**What you should do**
Copy every line of the material below word for word.

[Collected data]

==*==

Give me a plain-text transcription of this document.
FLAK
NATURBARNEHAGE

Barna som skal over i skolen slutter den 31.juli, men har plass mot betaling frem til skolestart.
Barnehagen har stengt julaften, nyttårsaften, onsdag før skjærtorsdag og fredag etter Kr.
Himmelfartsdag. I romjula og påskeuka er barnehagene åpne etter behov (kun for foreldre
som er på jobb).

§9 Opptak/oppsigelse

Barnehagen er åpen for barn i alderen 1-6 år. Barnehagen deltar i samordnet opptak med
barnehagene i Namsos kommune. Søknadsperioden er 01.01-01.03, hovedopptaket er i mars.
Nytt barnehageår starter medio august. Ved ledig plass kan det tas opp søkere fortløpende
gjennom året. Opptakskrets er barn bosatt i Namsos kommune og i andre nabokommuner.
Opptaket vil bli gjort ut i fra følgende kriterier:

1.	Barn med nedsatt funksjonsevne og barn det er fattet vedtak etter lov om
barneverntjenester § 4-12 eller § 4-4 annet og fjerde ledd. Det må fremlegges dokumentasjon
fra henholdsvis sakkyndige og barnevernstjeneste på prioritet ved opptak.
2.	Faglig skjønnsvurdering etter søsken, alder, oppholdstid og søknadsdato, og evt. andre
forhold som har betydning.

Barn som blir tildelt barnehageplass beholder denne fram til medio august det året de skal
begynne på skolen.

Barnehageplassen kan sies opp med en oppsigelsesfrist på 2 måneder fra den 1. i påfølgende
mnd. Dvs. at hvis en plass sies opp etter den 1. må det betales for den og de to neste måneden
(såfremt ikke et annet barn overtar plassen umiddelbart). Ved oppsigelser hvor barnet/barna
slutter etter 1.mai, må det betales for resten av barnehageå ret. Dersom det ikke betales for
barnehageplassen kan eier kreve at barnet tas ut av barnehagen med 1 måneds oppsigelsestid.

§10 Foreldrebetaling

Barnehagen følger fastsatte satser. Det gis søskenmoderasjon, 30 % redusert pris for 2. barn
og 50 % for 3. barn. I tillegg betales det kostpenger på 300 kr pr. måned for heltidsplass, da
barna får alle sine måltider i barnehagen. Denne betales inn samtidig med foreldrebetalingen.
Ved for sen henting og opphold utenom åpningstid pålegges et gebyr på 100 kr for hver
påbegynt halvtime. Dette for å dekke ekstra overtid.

==*==

**Answer to this problem**
Give me a plain-text transcription of this document.
FLAK
NATURBARNEHAGE

Barna som skal over i skolen slutter den 31.juli, men har plass mot betaling frem til skolestart.
Barnehagen har stengt julaften, nyttårsaften, onsdag før skjærtorsdag og fredag etter Kr.
Himmelfartsdag. I romjula og påskeuka er barnehagene åpne etter behov (kun for foreldre
som er på jobb).

§9 Opptak/oppsigelse

Barnehagen er åpen for barn i alderen 1-6 år. Barnehagen deltar i samordnet opptak med
barnehagene i Namsos kommune. Søknadsperioden er 01.01-01.03, hovedopptaket er i mars.
Nytt barnehageår starter medio august. Ved ledig plass kan det tas opp søkere fortløpende
gjennom året. Opptakskrets er barn bosatt i Namsos kommune og i andre nabokommuner.
Opptaket vil bli gjort ut i fra følgende kriterier:

1.	Barn med nedsatt funksjonsevne og barn det er fattet vedtak etter lov om
barneverntjenester § 4-12 eller § 4-4 annet og fjerde ledd. Det må fremlegges dokumentasjon
fra henholdsvis sakkyndige og barnevernstjeneste på prioritet ved opptak.
2.	Faglig skjønnsvurdering etter søsken, alder, oppholdstid og søknadsdato, og evt. andre
forhold som har betydning.

Barn som blir tildelt barnehageplass beholder denne fram til medio august det året de skal
begynne på skolen.

Barnehageplassen kan sies opp med en oppsigelsesfrist på 2 måneder fra den 1. i påfølgende
mnd. Dvs. at hvis en plass sies opp etter den 1. må det betales for den og de to neste måneden
(såfremt ikke et annet barn overtar plassen umiddelbart). Ved oppsigelser hvor barnet/barna
slutter etter 1.mai, må det betales for resten av barnehageå ret. Dersom det ikke betales for
barnehageplassen kan eier kreve at barnet tas ut av barnehagen med 1 måneds oppsigelsestid.

§10 Foreldrebetaling

Barnehagen følger fastsatte satser. Det gis søskenmoderasjon, 30 % redusert pris for 2. barn
og 50 % for 3. barn. I tillegg betales det kostpenger på 300 kr pr. måned for heltidsplass, da
barna får alle sine måltider i barnehagen. Denne betales inn samtidig med foreldrebetalingen.
Ved for sen henting og opphold utenom åpningstid pålegges et gebyr på 100 kr for hver
påbegynt halvtime. Dette for å dekke ekstra overtid.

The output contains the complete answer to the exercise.